:: Aim ::
Sort through the entries below and pull out lines containing the word "title".

----- Raw data

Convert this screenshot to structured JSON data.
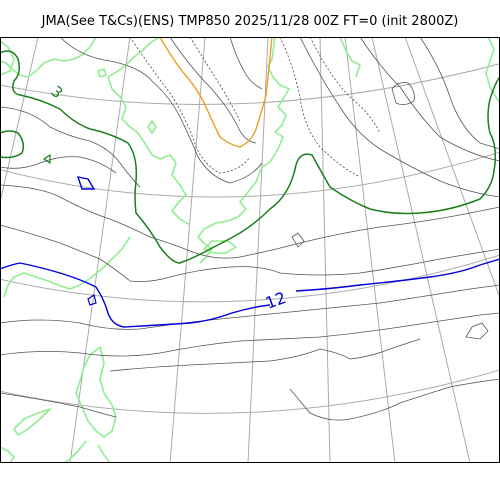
{
  "title": "JMA(See T&Cs)(ENS) TMP850 2025/11/28 00Z FT=0 (init 2800Z)",
  "colors": {
    "coastline": "#90ee90",
    "graticule": "#aaaaaa",
    "isotherm": "#555555",
    "isotherm_3": "#1a7f1a",
    "isotherm_12": "#0000dd",
    "isotherm_minus": "#e8a020",
    "frame": "#000000"
  },
  "contour_labels": {
    "label_3": "3",
    "label_12": "12"
  }
}
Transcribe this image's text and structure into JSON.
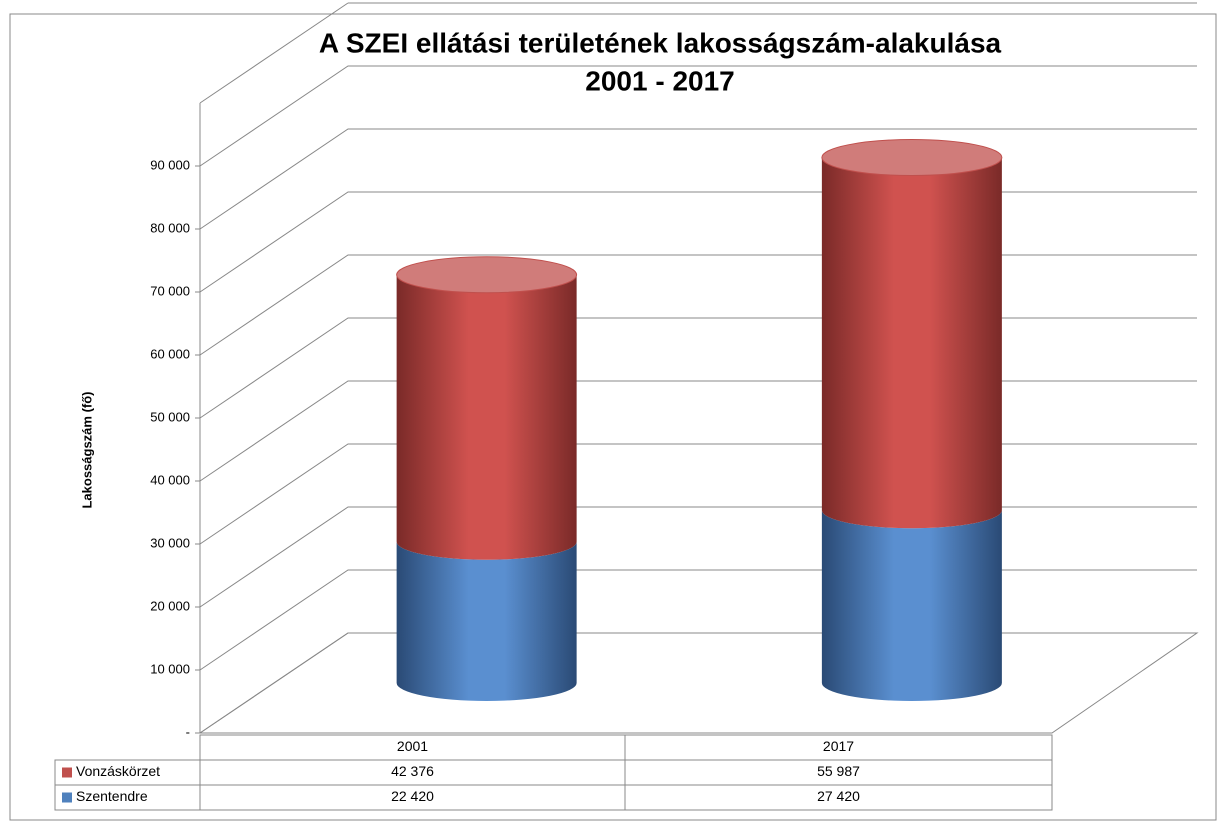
{
  "chart_data": {
    "type": "stacked_cylinder",
    "title": [
      "A SZEI ellátási területének lakosságszám-alakulása",
      "2001 - 2017"
    ],
    "y_label": "Lakosságszám (fő)",
    "categories": [
      "2001",
      "2017"
    ],
    "series": [
      {
        "name": "Szentendre",
        "color": "#4f81bd",
        "values": [
          22420,
          27420
        ],
        "value_labels": [
          "22 420",
          "27 420"
        ]
      },
      {
        "name": "Vonzáskörzet",
        "color": "#c0504d",
        "values": [
          42376,
          55987
        ],
        "value_labels": [
          "42 376",
          "55 987"
        ]
      }
    ],
    "ylim": [
      0,
      100000
    ],
    "yticks": [
      {
        "value": 0,
        "label": "-"
      },
      {
        "value": 10000,
        "label": "10 000"
      },
      {
        "value": 20000,
        "label": "20 000"
      },
      {
        "value": 30000,
        "label": "30 000"
      },
      {
        "value": 40000,
        "label": "40 000"
      },
      {
        "value": 50000,
        "label": "50 000"
      },
      {
        "value": 60000,
        "label": "60 000"
      },
      {
        "value": 70000,
        "label": "70 000"
      },
      {
        "value": 80000,
        "label": "80 000"
      },
      {
        "value": 90000,
        "label": "90 000"
      }
    ],
    "grid": true,
    "data_table": true
  }
}
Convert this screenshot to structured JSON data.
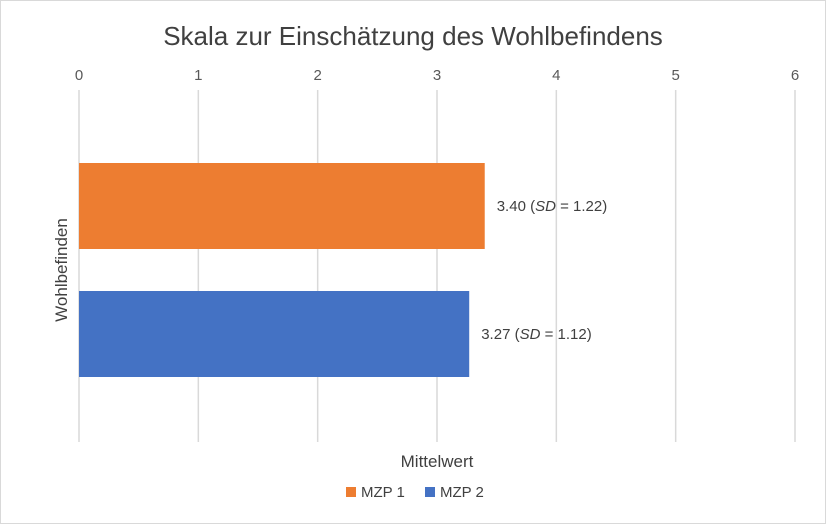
{
  "chart_data": {
    "type": "bar",
    "orientation": "horizontal",
    "title": "Skala zur Einschätzung des Wohlbefindens",
    "xlabel": "Mittelwert",
    "ylabel": "Wohlbefinden",
    "xlim": [
      0,
      6
    ],
    "ticks": [
      "0",
      "1",
      "2",
      "3",
      "4",
      "5",
      "6"
    ],
    "categories": [
      "Wohlbefinden"
    ],
    "series": [
      {
        "name": "MZP 1",
        "values": [
          3.4
        ],
        "sd": [
          1.22
        ],
        "color": "#ED7D31",
        "label_value": "3.40",
        "label_sd": "1.22"
      },
      {
        "name": "MZP 2",
        "values": [
          3.27
        ],
        "sd": [
          1.12
        ],
        "color": "#4472C4",
        "label_value": "3.27",
        "label_sd": "1.12"
      }
    ],
    "grid": true,
    "legend": "bottom",
    "sd_prefix": "SD"
  }
}
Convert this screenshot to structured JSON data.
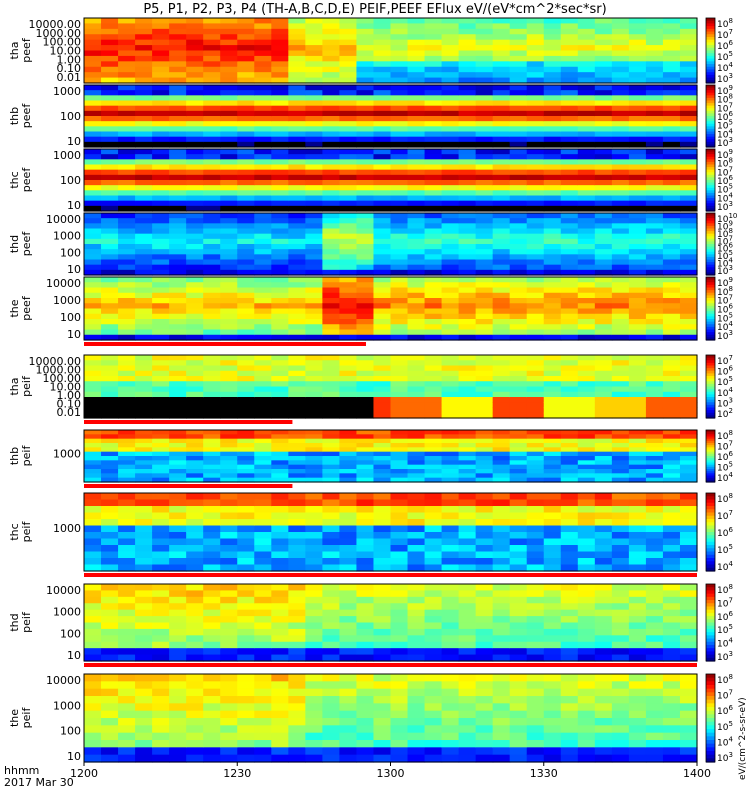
{
  "title": "P5, P1, P2, P3, P4 (TH-A,B,C,D,E) PEIF,PEEF EFlux eV/(eV*cm^2*sec*sr)",
  "chart_data": {
    "type": "heatmap",
    "x_label": "hhmm",
    "date_label": "2017 Mar 30",
    "x_ticks": [
      "1200",
      "1230",
      "1300",
      "1330",
      "1400"
    ],
    "colorbar_label": "eV/(cm^2-s-sr-eV)",
    "panels": [
      {
        "id": "tha-peef",
        "label": [
          "tha",
          "peef"
        ],
        "kind": "ion",
        "y_ticks": [
          "10000.00",
          "1000.00",
          "100.00",
          "10.00",
          "1.00",
          "0.10",
          "0.01"
        ],
        "colorbar_ticks": [
          "10^8",
          "10^7",
          "10^6",
          "10^5",
          "10^4",
          "10^3"
        ],
        "red_bar": false,
        "bar_end": 0
      },
      {
        "id": "thb-peef",
        "label": [
          "thb",
          "peef"
        ],
        "kind": "band",
        "y_ticks": [
          "1000",
          "100",
          "10"
        ],
        "colorbar_ticks": [
          "10^9",
          "10^8",
          "10^7",
          "10^6",
          "10^5",
          "10^4",
          "10^3"
        ],
        "red_bar": false,
        "bar_end": 0
      },
      {
        "id": "thc-peef",
        "label": [
          "thc",
          "peef"
        ],
        "kind": "band",
        "y_ticks": [
          "1000",
          "100",
          "10"
        ],
        "colorbar_ticks": [
          "10^9",
          "10^8",
          "10^7",
          "10^6",
          "10^5",
          "10^4",
          "10^3"
        ],
        "red_bar": false,
        "bar_end": 0
      },
      {
        "id": "thd-peef",
        "label": [
          "thd",
          "peef"
        ],
        "kind": "dyn",
        "y_ticks": [
          "10000",
          "1000",
          "100",
          "10"
        ],
        "colorbar_ticks": [
          "10^10",
          "10^9",
          "10^8",
          "10^7",
          "10^6",
          "10^5",
          "10^4",
          "10^3"
        ],
        "red_bar": false,
        "bar_end": 0
      },
      {
        "id": "the-peef",
        "label": [
          "the",
          "peef"
        ],
        "kind": "dyn2",
        "y_ticks": [
          "10000",
          "1000",
          "100",
          "10"
        ],
        "colorbar_ticks": [
          "10^9",
          "10^8",
          "10^7",
          "10^6",
          "10^5",
          "10^4",
          "10^3"
        ],
        "red_bar": true,
        "bar_end": 0.46
      },
      {
        "id": "tha-peif",
        "label": [
          "tha",
          "peif"
        ],
        "kind": "ionlow",
        "y_ticks": [
          "10000.00",
          "1000.00",
          "100.00",
          "10.00",
          "1.00",
          "0.10",
          "0.01"
        ],
        "colorbar_ticks": [
          "10^7",
          "10^6",
          "10^5",
          "10^4",
          "10^3",
          "10^2"
        ],
        "red_bar": true,
        "bar_end": 0.34
      },
      {
        "id": "thb-peif",
        "label": [
          "thb",
          "peif"
        ],
        "kind": "peif",
        "y_ticks": [
          "1000"
        ],
        "colorbar_ticks": [
          "10^8",
          "10^7",
          "10^6",
          "10^5",
          "10^4"
        ],
        "red_bar": true,
        "bar_end": 0.34
      },
      {
        "id": "thc-peif",
        "label": [
          "thc",
          "peif"
        ],
        "kind": "peif",
        "y_ticks": [
          "1000"
        ],
        "colorbar_ticks": [
          "10^8",
          "10^7",
          "10^6",
          "10^5",
          "10^4"
        ],
        "red_bar": true,
        "bar_end": 1.0
      },
      {
        "id": "thd-peif",
        "label": [
          "thd",
          "peif"
        ],
        "kind": "peifd",
        "y_ticks": [
          "10000",
          "1000",
          "100",
          "10"
        ],
        "colorbar_ticks": [
          "10^8",
          "10^7",
          "10^6",
          "10^5",
          "10^4",
          "10^3"
        ],
        "red_bar": true,
        "bar_end": 1.0
      },
      {
        "id": "the-peif",
        "label": [
          "the",
          "peif"
        ],
        "kind": "peifd",
        "y_ticks": [
          "10000",
          "1000",
          "100",
          "10"
        ],
        "colorbar_ticks": [
          "10^8",
          "10^7",
          "10^6",
          "10^5",
          "10^4",
          "10^3"
        ],
        "red_bar": false,
        "bar_end": 0
      }
    ]
  }
}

----------

:: Task answer ::
  "title": "JMA(See T&Cs)(ENS) TMP850 2025/11/28 00Z FT=0 (init 2800Z)",
    "title": [
    "title": "Skala zur Einschätzung des Wohlbefindens",
  "title": "P5, P1, P2, P3, P4 (TH-A,B,C,D,E) PEIF,PEEF EFlux eV/(eV*cm^2*sec*sr)",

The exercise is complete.